Document text
○ ○ ○ ○

No, I did not listen to all nine and a half hours of this 199-track Mac DeMarco album. Nor do you have to! But that’s part of the charm of One Wayne G — it’s a buffet with a lot to choose from. A select few songs feature his vocals, like “Cowboy Sh*t” and “Goodnight Baby,” so those are definitely highlights.

Beabadoobee, Clairo — “Glue Song”

Clairo’s vocals were a great addition to Phoenix’s remix of “After Midnight,” so it’s great to hear her on the new version of Beabadoobee’s “Glue Song” as well. The track is a sprawling love song that doesn’t bother to hide its affection and devotion, and the pair’s vocals work seamlessly together.

Foo Fighters — “Rescued”

But Here We Are is the first new album by Foo Fighters since the tragic death of their beloved drummer Taylor Hawkins. The lead single “Rescued” is the first taste of it, and it’s everything fans could hope for. It has the victorious, invigorating feeling of their 1997 hit “Everlong” and already feels as timeless.

Florence And The Machine — “Mermaids”

Florence Welch is a Goddess to her fans, and her new song “Mermaids” is physical proof of why. The track has a divine texture, opening with her holy vocals against an eerie backing choir, and the opening lines are immediately startling in their genius: “I thought that I was hungry for love / Maybe I was just hungry for blood.”

○ ○ ○ ○

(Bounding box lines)

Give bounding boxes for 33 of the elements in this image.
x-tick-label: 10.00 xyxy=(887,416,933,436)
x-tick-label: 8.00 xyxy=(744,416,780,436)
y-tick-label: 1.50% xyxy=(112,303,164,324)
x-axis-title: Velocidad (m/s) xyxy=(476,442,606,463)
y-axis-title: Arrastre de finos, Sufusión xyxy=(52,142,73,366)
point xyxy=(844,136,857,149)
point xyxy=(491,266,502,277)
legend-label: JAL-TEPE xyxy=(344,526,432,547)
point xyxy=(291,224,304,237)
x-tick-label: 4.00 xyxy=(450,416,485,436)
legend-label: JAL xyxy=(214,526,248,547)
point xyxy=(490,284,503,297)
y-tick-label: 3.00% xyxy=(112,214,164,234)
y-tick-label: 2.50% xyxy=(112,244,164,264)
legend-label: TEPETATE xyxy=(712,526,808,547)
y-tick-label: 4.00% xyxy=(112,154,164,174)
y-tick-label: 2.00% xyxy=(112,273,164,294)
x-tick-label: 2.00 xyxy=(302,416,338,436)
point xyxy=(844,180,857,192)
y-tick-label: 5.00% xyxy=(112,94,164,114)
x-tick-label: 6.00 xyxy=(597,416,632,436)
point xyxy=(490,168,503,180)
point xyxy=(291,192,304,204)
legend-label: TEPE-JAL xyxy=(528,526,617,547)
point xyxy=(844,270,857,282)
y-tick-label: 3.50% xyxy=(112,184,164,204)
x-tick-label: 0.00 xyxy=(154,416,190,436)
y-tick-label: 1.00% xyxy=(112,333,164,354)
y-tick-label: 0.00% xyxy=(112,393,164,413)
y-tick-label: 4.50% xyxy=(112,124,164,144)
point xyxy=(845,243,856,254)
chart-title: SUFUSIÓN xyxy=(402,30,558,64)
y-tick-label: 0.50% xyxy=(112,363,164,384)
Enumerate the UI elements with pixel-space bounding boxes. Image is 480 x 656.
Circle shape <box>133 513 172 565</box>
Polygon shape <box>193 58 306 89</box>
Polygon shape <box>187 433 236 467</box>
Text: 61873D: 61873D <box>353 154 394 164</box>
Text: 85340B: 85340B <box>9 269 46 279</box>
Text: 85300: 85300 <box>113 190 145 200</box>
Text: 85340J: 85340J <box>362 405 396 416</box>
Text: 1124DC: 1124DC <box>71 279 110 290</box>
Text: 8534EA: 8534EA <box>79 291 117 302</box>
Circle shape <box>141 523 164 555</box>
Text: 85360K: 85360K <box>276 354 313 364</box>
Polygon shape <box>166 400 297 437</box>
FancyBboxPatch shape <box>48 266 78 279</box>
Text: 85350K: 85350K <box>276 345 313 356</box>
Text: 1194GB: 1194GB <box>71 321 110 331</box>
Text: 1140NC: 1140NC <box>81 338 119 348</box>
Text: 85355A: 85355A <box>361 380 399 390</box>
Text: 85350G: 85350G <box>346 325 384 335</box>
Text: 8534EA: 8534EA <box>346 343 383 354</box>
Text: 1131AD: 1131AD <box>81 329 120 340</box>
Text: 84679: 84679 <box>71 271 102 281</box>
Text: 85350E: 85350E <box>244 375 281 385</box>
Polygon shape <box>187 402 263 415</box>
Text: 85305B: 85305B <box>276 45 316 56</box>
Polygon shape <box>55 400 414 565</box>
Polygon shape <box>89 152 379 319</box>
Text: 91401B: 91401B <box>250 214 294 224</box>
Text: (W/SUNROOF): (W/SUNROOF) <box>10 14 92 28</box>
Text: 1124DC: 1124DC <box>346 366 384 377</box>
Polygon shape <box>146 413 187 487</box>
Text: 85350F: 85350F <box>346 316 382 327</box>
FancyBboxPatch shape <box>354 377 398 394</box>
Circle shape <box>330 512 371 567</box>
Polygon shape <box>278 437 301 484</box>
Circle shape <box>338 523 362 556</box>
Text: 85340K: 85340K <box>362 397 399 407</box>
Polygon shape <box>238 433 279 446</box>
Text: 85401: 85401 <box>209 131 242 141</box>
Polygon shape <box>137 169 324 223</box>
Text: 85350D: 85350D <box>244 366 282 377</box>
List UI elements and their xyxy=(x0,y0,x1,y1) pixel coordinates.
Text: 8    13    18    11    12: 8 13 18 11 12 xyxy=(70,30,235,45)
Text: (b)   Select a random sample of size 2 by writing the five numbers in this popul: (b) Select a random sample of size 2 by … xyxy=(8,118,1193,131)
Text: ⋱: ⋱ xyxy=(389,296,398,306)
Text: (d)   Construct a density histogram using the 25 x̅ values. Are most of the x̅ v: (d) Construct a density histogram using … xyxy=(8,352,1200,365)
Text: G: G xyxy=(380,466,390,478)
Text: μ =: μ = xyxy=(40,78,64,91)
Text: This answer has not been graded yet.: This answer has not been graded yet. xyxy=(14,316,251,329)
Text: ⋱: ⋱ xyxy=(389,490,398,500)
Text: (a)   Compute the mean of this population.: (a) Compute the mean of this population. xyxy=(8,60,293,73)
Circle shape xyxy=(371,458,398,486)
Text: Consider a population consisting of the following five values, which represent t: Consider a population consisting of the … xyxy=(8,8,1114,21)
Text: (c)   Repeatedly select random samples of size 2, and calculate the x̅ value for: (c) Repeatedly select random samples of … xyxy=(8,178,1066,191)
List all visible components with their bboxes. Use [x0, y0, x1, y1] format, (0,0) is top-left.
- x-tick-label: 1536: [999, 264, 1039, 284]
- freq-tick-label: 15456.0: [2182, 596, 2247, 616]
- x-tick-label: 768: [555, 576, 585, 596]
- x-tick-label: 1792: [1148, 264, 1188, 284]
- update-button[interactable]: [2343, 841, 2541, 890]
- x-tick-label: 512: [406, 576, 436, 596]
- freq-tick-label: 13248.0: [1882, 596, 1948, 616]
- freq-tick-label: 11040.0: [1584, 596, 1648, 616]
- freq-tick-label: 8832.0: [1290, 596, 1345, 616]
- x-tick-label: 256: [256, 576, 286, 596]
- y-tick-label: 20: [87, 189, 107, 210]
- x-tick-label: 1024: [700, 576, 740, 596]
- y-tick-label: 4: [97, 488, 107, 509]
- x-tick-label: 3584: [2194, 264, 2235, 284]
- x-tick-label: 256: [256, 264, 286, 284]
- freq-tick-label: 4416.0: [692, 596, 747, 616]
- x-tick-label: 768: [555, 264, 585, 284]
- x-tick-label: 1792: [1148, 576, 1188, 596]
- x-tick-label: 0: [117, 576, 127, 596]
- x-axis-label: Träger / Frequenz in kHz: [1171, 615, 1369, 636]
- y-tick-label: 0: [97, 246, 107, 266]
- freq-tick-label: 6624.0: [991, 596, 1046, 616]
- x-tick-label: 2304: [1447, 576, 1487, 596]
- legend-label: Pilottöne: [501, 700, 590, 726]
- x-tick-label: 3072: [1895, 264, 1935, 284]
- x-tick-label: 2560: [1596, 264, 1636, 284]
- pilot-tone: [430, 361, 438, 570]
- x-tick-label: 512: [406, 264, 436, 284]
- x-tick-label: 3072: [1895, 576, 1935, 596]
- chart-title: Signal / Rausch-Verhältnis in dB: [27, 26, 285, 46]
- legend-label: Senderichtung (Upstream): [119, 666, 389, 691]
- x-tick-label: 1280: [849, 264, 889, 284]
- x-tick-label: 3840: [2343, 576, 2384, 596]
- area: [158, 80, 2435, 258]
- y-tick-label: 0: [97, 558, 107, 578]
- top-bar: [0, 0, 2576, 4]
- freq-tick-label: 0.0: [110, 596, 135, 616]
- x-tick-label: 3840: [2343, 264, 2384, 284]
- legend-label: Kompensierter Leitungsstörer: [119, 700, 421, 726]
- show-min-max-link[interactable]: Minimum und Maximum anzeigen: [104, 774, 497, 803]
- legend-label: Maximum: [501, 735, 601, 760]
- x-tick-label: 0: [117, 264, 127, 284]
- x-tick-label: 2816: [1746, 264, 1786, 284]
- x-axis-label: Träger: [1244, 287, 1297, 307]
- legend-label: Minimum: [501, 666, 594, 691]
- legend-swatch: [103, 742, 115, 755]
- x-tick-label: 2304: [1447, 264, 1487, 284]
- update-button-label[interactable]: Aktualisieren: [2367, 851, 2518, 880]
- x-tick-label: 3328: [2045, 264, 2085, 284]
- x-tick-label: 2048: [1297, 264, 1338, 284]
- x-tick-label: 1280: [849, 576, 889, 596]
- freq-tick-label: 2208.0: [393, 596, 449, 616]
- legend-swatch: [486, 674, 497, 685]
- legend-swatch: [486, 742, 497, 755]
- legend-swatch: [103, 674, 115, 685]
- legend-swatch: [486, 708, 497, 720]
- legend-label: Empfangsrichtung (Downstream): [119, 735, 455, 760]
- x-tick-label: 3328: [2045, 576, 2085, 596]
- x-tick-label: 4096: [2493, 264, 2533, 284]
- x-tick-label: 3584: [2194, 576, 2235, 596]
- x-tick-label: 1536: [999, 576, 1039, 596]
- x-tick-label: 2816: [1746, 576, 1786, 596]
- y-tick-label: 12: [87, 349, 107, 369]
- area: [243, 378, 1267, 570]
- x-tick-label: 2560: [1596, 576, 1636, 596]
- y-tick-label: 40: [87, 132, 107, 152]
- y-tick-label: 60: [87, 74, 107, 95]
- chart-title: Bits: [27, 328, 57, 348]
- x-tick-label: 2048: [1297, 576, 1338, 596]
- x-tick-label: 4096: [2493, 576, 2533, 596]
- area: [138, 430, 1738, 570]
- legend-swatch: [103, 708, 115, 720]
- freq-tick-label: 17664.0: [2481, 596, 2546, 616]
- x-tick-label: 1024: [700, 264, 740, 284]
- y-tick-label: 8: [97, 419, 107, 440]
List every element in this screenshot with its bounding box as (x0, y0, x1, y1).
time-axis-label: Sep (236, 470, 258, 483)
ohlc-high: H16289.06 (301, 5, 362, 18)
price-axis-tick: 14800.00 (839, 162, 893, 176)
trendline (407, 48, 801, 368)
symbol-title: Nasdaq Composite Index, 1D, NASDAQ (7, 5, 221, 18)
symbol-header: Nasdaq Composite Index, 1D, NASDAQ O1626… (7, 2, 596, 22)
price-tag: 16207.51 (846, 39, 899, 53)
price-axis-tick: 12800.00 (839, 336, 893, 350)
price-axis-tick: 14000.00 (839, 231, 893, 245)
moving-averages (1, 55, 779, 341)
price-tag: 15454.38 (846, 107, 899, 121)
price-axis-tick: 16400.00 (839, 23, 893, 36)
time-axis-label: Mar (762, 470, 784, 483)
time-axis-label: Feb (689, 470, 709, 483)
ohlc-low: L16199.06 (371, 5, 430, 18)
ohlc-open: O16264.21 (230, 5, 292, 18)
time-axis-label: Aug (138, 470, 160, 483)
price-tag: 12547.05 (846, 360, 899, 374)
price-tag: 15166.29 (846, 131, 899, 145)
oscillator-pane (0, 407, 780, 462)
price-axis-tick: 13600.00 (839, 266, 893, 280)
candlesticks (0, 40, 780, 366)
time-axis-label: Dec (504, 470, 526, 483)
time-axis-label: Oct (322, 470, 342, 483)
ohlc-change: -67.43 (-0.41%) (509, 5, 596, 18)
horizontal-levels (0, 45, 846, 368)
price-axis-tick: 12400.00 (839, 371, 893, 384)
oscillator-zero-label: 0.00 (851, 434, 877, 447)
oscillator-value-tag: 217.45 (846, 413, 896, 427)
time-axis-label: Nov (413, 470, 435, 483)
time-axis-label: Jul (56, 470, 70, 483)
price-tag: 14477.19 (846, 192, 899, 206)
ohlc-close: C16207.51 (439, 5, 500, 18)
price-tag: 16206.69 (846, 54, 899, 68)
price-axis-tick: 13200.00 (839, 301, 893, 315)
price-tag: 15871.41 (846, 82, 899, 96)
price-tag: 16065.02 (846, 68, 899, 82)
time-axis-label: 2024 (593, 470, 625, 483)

○ ○ ○ ○

Tasks and exercises
a) In the music roundup, which album is "Rescued" the lead single from?
b) State whether each statement agrees with the music roundup, and quote the words that decide it: (i) Clairo sang on Phoenix's remix of "After Midnight." (ii) The writer listened to the whole Mac DeMarco album. (iii) "Mermaids" opens with Florence Welch's vocals against a backing choir.

Task-by-task solutions
a) But Here We Are, the first new Foo Fighters album since the death of drummer Taylor Hawkins.

b)
(i) Yes: "Clairo’s vocals were a great addition to Phoenix’s remix"
(ii) No: "No, I did not listen to all nine and a half hours of this 199-track Mac DeMarco album."
(iii) Yes: "opening with her holy vocals against an eerie backing choir"